● Supplied information
================================

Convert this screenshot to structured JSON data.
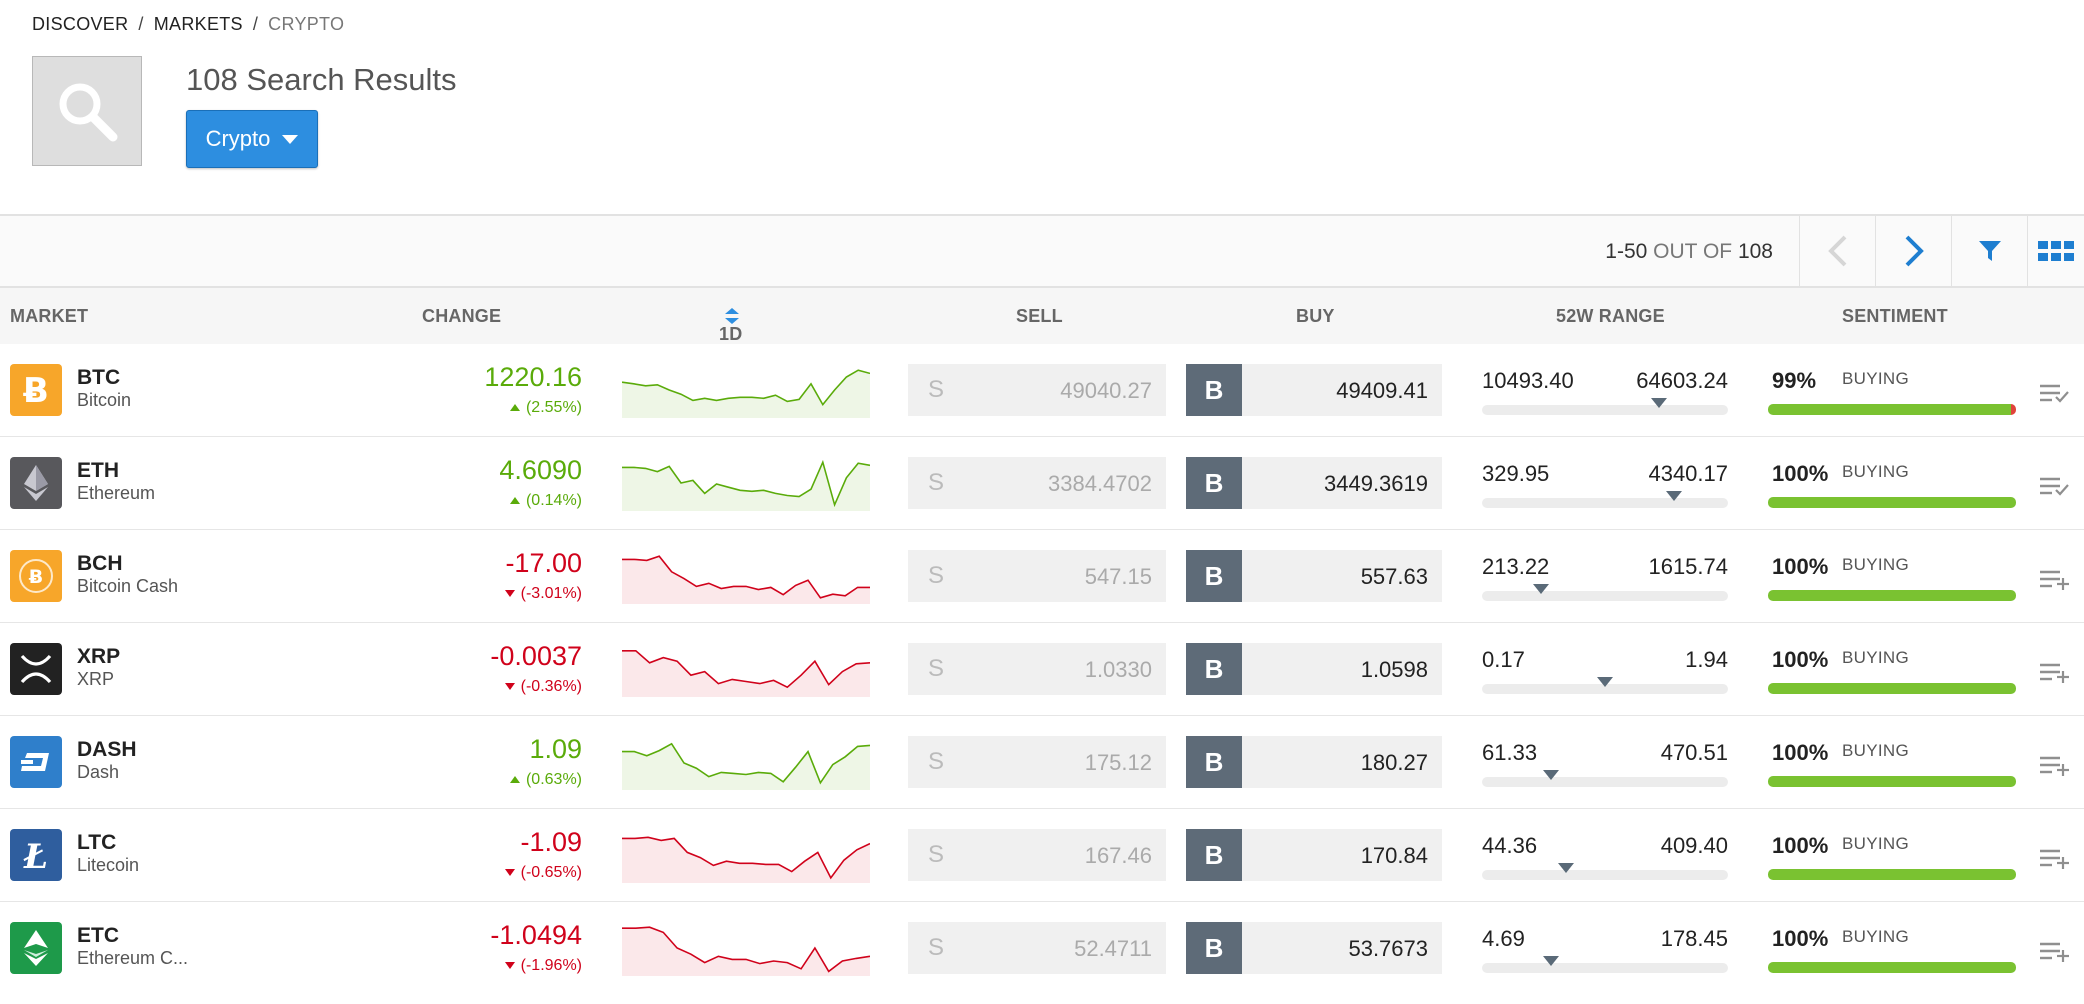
{
  "breadcrumb": [
    "DISCOVER",
    "MARKETS",
    "CRYPTO"
  ],
  "results_title": "108 Search Results",
  "filter_button": "Crypto",
  "pager": {
    "range": "1-50",
    "out_of": "OUT OF",
    "total": "108"
  },
  "columns": {
    "market": "MARKET",
    "change": "CHANGE",
    "period": "1D",
    "sell": "SELL",
    "buy": "BUY",
    "range_52w": "52W RANGE",
    "sentiment": "SENTIMENT"
  },
  "colors": {
    "up": "#5aab0a",
    "down": "#d0021b",
    "accent": "#2d8ee0",
    "sentiment_bar": "#7ac231"
  },
  "rows": [
    {
      "symbol": "BTC",
      "name": "Bitcoin",
      "icon": "bitcoin-icon",
      "logo_color": "#f7a62a",
      "change": "1220.16",
      "change_pct": "(2.55%)",
      "direction": "up",
      "sell_label": "S",
      "sell": "49040.27",
      "buy_label": "B",
      "buy_main": "49409",
      "buy_frac": ".41",
      "range_low": "10493.40",
      "range_high": "64603.24",
      "range_pos": 0.72,
      "sentiment_pct": "99%",
      "sentiment_label": "BUYING",
      "action_icon": "list-check-icon",
      "spark": [
        0.35,
        0.38,
        0.42,
        0.4,
        0.5,
        0.58,
        0.7,
        0.66,
        0.7,
        0.66,
        0.64,
        0.64,
        0.66,
        0.6,
        0.72,
        0.68,
        0.38,
        0.78,
        0.5,
        0.25,
        0.12,
        0.18
      ]
    },
    {
      "symbol": "ETH",
      "name": "Ethereum",
      "icon": "ethereum-icon",
      "logo_color": "#58585c",
      "change": "4.6090",
      "change_pct": "(0.14%)",
      "direction": "up",
      "sell_label": "S",
      "sell": "3384.4702",
      "buy_label": "B",
      "buy_main": "3449",
      "buy_frac": ".3619",
      "range_low": "329.95",
      "range_high": "4340.17",
      "range_pos": 0.78,
      "sentiment_pct": "100%",
      "sentiment_label": "BUYING",
      "action_icon": "list-check-icon",
      "spark": [
        0.2,
        0.2,
        0.22,
        0.28,
        0.18,
        0.5,
        0.45,
        0.7,
        0.52,
        0.58,
        0.64,
        0.66,
        0.64,
        0.7,
        0.74,
        0.76,
        0.62,
        0.1,
        0.92,
        0.4,
        0.12,
        0.16
      ]
    },
    {
      "symbol": "BCH",
      "name": "Bitcoin Cash",
      "icon": "bitcoin-cash-icon",
      "logo_color": "#f7a62a",
      "change": "-17.00",
      "change_pct": "(-3.01%)",
      "direction": "down",
      "sell_label": "S",
      "sell": "547.15",
      "buy_label": "B",
      "buy_main": "557",
      "buy_frac": ".63",
      "range_low": "213.22",
      "range_high": "1615.74",
      "range_pos": 0.24,
      "sentiment_pct": "100%",
      "sentiment_label": "BUYING",
      "action_icon": "list-add-icon",
      "spark": [
        0.18,
        0.18,
        0.2,
        0.12,
        0.42,
        0.55,
        0.7,
        0.64,
        0.74,
        0.7,
        0.7,
        0.76,
        0.72,
        0.86,
        0.68,
        0.58,
        0.92,
        0.85,
        0.88,
        0.72,
        0.72
      ]
    },
    {
      "symbol": "XRP",
      "name": "XRP",
      "icon": "xrp-icon",
      "logo_color": "#222222",
      "change": "-0.0037",
      "change_pct": "(-0.36%)",
      "direction": "down",
      "sell_label": "S",
      "sell": "1.0330",
      "buy_label": "B",
      "buy_main": "1",
      "buy_frac": ".0598",
      "range_low": "0.17",
      "range_high": "1.94",
      "range_pos": 0.5,
      "sentiment_pct": "100%",
      "sentiment_label": "BUYING",
      "action_icon": "list-add-icon",
      "spark": [
        0.15,
        0.15,
        0.38,
        0.28,
        0.35,
        0.62,
        0.55,
        0.78,
        0.7,
        0.74,
        0.78,
        0.72,
        0.85,
        0.62,
        0.35,
        0.8,
        0.55,
        0.4,
        0.38
      ]
    },
    {
      "symbol": "DASH",
      "name": "Dash",
      "icon": "dash-icon",
      "logo_color": "#2f7fcb",
      "change": "1.09",
      "change_pct": "(0.63%)",
      "direction": "up",
      "sell_label": "S",
      "sell": "175.12",
      "buy_label": "B",
      "buy_main": "180",
      "buy_frac": ".27",
      "range_low": "61.33",
      "range_high": "470.51",
      "range_pos": 0.28,
      "sentiment_pct": "100%",
      "sentiment_label": "BUYING",
      "action_icon": "list-add-icon",
      "spark": [
        0.3,
        0.3,
        0.38,
        0.28,
        0.15,
        0.52,
        0.62,
        0.78,
        0.7,
        0.72,
        0.74,
        0.7,
        0.72,
        0.88,
        0.6,
        0.3,
        0.9,
        0.55,
        0.4,
        0.2,
        0.18
      ]
    },
    {
      "symbol": "LTC",
      "name": "Litecoin",
      "icon": "litecoin-icon",
      "logo_color": "#2f5e9e",
      "change": "-1.09",
      "change_pct": "(-0.65%)",
      "direction": "down",
      "sell_label": "S",
      "sell": "167.46",
      "buy_label": "B",
      "buy_main": "170",
      "buy_frac": ".84",
      "range_low": "44.36",
      "range_high": "409.40",
      "range_pos": 0.34,
      "sentiment_pct": "100%",
      "sentiment_label": "BUYING",
      "action_icon": "list-add-icon",
      "spark": [
        0.18,
        0.18,
        0.16,
        0.22,
        0.18,
        0.45,
        0.55,
        0.7,
        0.62,
        0.66,
        0.66,
        0.68,
        0.68,
        0.82,
        0.62,
        0.45,
        0.94,
        0.6,
        0.4,
        0.28
      ]
    },
    {
      "symbol": "ETC",
      "name": "Ethereum C...",
      "icon": "ethereum-classic-icon",
      "logo_color": "#1e9a4a",
      "change": "-1.0494",
      "change_pct": "(-1.96%)",
      "direction": "down",
      "sell_label": "S",
      "sell": "52.4711",
      "buy_label": "B",
      "buy_main": "53",
      "buy_frac": ".7673",
      "range_low": "4.69",
      "range_high": "178.45",
      "range_pos": 0.28,
      "sentiment_pct": "100%",
      "sentiment_label": "BUYING",
      "action_icon": "list-add-icon",
      "spark": [
        0.12,
        0.12,
        0.1,
        0.2,
        0.5,
        0.62,
        0.78,
        0.66,
        0.72,
        0.72,
        0.8,
        0.75,
        0.78,
        0.9,
        0.5,
        0.95,
        0.75,
        0.7,
        0.66
      ]
    }
  ]
}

================================

● The problem
The listing above needs to be output again exactly. Don't include the pictures.

● Complete answer
Convert this screenshot to structured JSON data.
{
  "breadcrumb": [
    "DISCOVER",
    "MARKETS",
    "CRYPTO"
  ],
  "results_title": "108 Search Results",
  "filter_button": "Crypto",
  "pager": {
    "range": "1-50",
    "out_of": "OUT OF",
    "total": "108"
  },
  "columns": {
    "market": "MARKET",
    "change": "CHANGE",
    "period": "1D",
    "sell": "SELL",
    "buy": "BUY",
    "range_52w": "52W RANGE",
    "sentiment": "SENTIMENT"
  },
  "colors": {
    "up": "#5aab0a",
    "down": "#d0021b",
    "accent": "#2d8ee0",
    "sentiment_bar": "#7ac231"
  },
  "rows": [
    {
      "symbol": "BTC",
      "name": "Bitcoin",
      "icon": "bitcoin-icon",
      "logo_color": "#f7a62a",
      "change": "1220.16",
      "change_pct": "(2.55%)",
      "direction": "up",
      "sell_label": "S",
      "sell": "49040.27",
      "buy_label": "B",
      "buy_main": "49409",
      "buy_frac": ".41",
      "range_low": "10493.40",
      "range_high": "64603.24",
      "range_pos": 0.72,
      "sentiment_pct": "99%",
      "sentiment_label": "BUYING",
      "action_icon": "list-check-icon",
      "spark": [
        0.35,
        0.38,
        0.42,
        0.4,
        0.5,
        0.58,
        0.7,
        0.66,
        0.7,
        0.66,
        0.64,
        0.64,
        0.66,
        0.6,
        0.72,
        0.68,
        0.38,
        0.78,
        0.5,
        0.25,
        0.12,
        0.18
      ]
    },
    {
      "symbol": "ETH",
      "name": "Ethereum",
      "icon": "ethereum-icon",
      "logo_color": "#58585c",
      "change": "4.6090",
      "change_pct": "(0.14%)",
      "direction": "up",
      "sell_label": "S",
      "sell": "3384.4702",
      "buy_label": "B",
      "buy_main": "3449",
      "buy_frac": ".3619",
      "range_low": "329.95",
      "range_high": "4340.17",
      "range_pos": 0.78,
      "sentiment_pct": "100%",
      "sentiment_label": "BUYING",
      "action_icon": "list-check-icon",
      "spark": [
        0.2,
        0.2,
        0.22,
        0.28,
        0.18,
        0.5,
        0.45,
        0.7,
        0.52,
        0.58,
        0.64,
        0.66,
        0.64,
        0.7,
        0.74,
        0.76,
        0.62,
        0.1,
        0.92,
        0.4,
        0.12,
        0.16
      ]
    },
    {
      "symbol": "BCH",
      "name": "Bitcoin Cash",
      "icon": "bitcoin-cash-icon",
      "logo_color": "#f7a62a",
      "change": "-17.00",
      "change_pct": "(-3.01%)",
      "direction": "down",
      "sell_label": "S",
      "sell": "547.15",
      "buy_label": "B",
      "buy_main": "557",
      "buy_frac": ".63",
      "range_low": "213.22",
      "range_high": "1615.74",
      "range_pos": 0.24,
      "sentiment_pct": "100%",
      "sentiment_label": "BUYING",
      "action_icon": "list-add-icon",
      "spark": [
        0.18,
        0.18,
        0.2,
        0.12,
        0.42,
        0.55,
        0.7,
        0.64,
        0.74,
        0.7,
        0.7,
        0.76,
        0.72,
        0.86,
        0.68,
        0.58,
        0.92,
        0.85,
        0.88,
        0.72,
        0.72
      ]
    },
    {
      "symbol": "XRP",
      "name": "XRP",
      "icon": "xrp-icon",
      "logo_color": "#222222",
      "change": "-0.0037",
      "change_pct": "(-0.36%)",
      "direction": "down",
      "sell_label": "S",
      "sell": "1.0330",
      "buy_label": "B",
      "buy_main": "1",
      "buy_frac": ".0598",
      "range_low": "0.17",
      "range_high": "1.94",
      "range_pos": 0.5,
      "sentiment_pct": "100%",
      "sentiment_label": "BUYING",
      "action_icon": "list-add-icon",
      "spark": [
        0.15,
        0.15,
        0.38,
        0.28,
        0.35,
        0.62,
        0.55,
        0.78,
        0.7,
        0.74,
        0.78,
        0.72,
        0.85,
        0.62,
        0.35,
        0.8,
        0.55,
        0.4,
        0.38
      ]
    },
    {
      "symbol": "DASH",
      "name": "Dash",
      "icon": "dash-icon",
      "logo_color": "#2f7fcb",
      "change": "1.09",
      "change_pct": "(0.63%)",
      "direction": "up",
      "sell_label": "S",
      "sell": "175.12",
      "buy_label": "B",
      "buy_main": "180",
      "buy_frac": ".27",
      "range_low": "61.33",
      "range_high": "470.51",
      "range_pos": 0.28,
      "sentiment_pct": "100%",
      "sentiment_label": "BUYING",
      "action_icon": "list-add-icon",
      "spark": [
        0.3,
        0.3,
        0.38,
        0.28,
        0.15,
        0.52,
        0.62,
        0.78,
        0.7,
        0.72,
        0.74,
        0.7,
        0.72,
        0.88,
        0.6,
        0.3,
        0.9,
        0.55,
        0.4,
        0.2,
        0.18
      ]
    },
    {
      "symbol": "LTC",
      "name": "Litecoin",
      "icon": "litecoin-icon",
      "logo_color": "#2f5e9e",
      "change": "-1.09",
      "change_pct": "(-0.65%)",
      "direction": "down",
      "sell_label": "S",
      "sell": "167.46",
      "buy_label": "B",
      "buy_main": "170",
      "buy_frac": ".84",
      "range_low": "44.36",
      "range_high": "409.40",
      "range_pos": 0.34,
      "sentiment_pct": "100%",
      "sentiment_label": "BUYING",
      "action_icon": "list-add-icon",
      "spark": [
        0.18,
        0.18,
        0.16,
        0.22,
        0.18,
        0.45,
        0.55,
        0.7,
        0.62,
        0.66,
        0.66,
        0.68,
        0.68,
        0.82,
        0.62,
        0.45,
        0.94,
        0.6,
        0.4,
        0.28
      ]
    },
    {
      "symbol": "ETC",
      "name": "Ethereum C...",
      "icon": "ethereum-classic-icon",
      "logo_color": "#1e9a4a",
      "change": "-1.0494",
      "change_pct": "(-1.96%)",
      "direction": "down",
      "sell_label": "S",
      "sell": "52.4711",
      "buy_label": "B",
      "buy_main": "53",
      "buy_frac": ".7673",
      "range_low": "4.69",
      "range_high": "178.45",
      "range_pos": 0.28,
      "sentiment_pct": "100%",
      "sentiment_label": "BUYING",
      "action_icon": "list-add-icon",
      "spark": [
        0.12,
        0.12,
        0.1,
        0.2,
        0.5,
        0.62,
        0.78,
        0.66,
        0.72,
        0.72,
        0.8,
        0.75,
        0.78,
        0.9,
        0.5,
        0.95,
        0.75,
        0.7,
        0.66
      ]
    }
  ]
}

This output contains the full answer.